* Exercise brief:
Consider the records below. How many of their lines include the word "Looking"? State the number and nothing else.

── Dataset records

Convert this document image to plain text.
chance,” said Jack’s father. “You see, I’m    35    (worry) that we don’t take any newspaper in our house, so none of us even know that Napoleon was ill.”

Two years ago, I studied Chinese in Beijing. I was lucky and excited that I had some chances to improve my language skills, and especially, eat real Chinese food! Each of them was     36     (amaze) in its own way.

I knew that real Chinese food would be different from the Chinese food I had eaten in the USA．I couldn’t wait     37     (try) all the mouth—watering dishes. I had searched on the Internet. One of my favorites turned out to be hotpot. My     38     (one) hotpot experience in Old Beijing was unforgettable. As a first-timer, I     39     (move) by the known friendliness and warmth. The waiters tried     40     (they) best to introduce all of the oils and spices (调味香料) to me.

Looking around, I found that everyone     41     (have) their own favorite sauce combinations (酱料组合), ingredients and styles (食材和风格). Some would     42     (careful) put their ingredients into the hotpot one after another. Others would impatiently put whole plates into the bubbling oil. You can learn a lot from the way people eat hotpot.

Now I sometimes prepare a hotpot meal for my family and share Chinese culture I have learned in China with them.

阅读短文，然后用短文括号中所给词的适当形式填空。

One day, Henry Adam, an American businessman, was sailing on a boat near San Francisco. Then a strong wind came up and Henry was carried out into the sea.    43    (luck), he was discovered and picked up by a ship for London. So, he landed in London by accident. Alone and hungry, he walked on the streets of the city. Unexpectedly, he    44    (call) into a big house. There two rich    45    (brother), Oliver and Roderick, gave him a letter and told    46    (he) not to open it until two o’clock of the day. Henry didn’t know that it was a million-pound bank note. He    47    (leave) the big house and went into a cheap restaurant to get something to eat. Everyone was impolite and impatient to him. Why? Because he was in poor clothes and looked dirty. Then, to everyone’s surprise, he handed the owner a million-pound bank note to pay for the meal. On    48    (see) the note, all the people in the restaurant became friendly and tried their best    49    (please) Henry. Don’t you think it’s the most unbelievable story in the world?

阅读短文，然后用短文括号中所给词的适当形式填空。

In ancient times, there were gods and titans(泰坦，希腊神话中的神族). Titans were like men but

────
── Dataset records

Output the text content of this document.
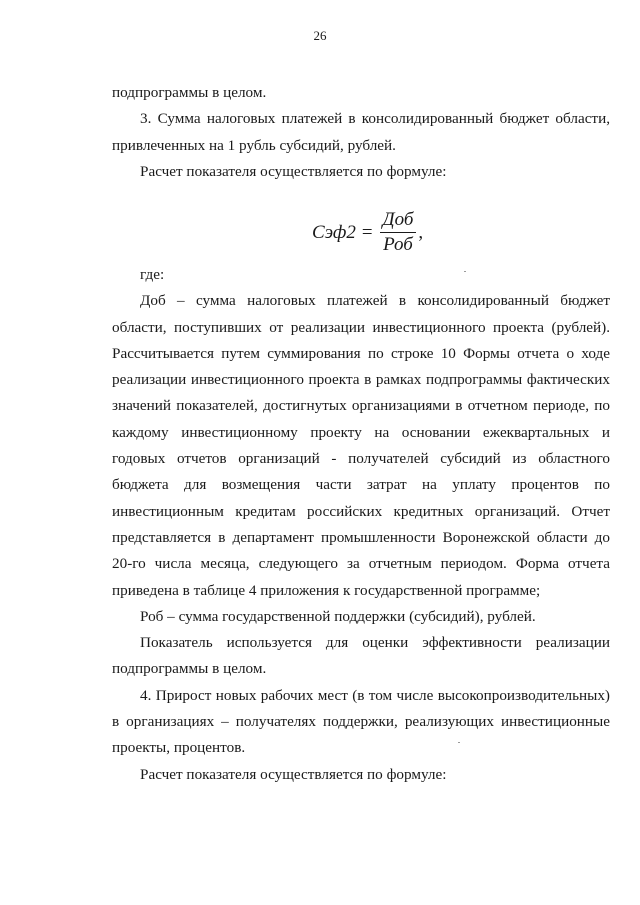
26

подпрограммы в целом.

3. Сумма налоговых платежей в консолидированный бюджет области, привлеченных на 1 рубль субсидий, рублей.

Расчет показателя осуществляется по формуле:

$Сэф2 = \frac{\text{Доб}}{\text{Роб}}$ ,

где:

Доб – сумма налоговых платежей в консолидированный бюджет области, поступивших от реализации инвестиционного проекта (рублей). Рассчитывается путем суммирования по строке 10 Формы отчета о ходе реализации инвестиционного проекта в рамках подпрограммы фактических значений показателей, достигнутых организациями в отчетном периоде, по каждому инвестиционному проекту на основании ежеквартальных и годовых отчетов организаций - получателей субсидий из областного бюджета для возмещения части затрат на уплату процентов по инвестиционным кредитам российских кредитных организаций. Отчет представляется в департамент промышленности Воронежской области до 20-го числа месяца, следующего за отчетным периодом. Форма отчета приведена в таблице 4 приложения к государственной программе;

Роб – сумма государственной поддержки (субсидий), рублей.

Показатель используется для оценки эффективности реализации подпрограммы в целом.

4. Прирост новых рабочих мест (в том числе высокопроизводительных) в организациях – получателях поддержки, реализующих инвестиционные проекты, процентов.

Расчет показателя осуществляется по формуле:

────
── Dataset records

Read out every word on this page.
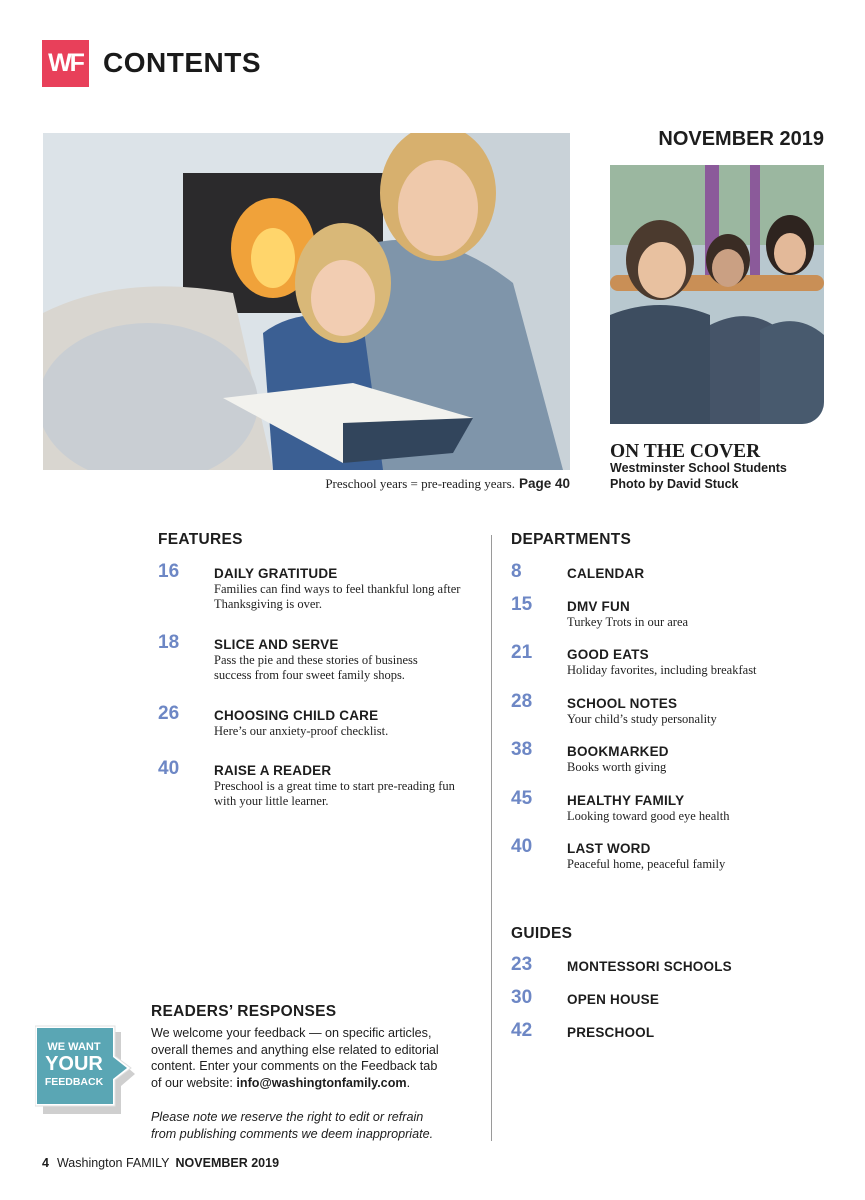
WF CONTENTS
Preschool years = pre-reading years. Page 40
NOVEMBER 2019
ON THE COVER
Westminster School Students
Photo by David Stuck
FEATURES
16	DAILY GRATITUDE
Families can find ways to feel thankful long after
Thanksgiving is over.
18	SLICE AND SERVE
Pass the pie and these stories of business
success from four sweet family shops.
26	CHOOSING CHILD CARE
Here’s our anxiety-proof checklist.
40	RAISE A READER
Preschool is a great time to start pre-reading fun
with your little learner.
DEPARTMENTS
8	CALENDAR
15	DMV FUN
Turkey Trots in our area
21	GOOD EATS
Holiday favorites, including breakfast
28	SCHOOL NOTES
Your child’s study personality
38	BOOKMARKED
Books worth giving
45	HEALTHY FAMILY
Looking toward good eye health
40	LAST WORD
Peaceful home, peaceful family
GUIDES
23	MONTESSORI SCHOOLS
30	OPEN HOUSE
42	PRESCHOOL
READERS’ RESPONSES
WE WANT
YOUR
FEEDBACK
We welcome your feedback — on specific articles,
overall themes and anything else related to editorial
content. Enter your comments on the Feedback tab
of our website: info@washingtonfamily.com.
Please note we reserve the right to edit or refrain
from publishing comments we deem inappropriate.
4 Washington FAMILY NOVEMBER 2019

────

* Response for this exercise:
2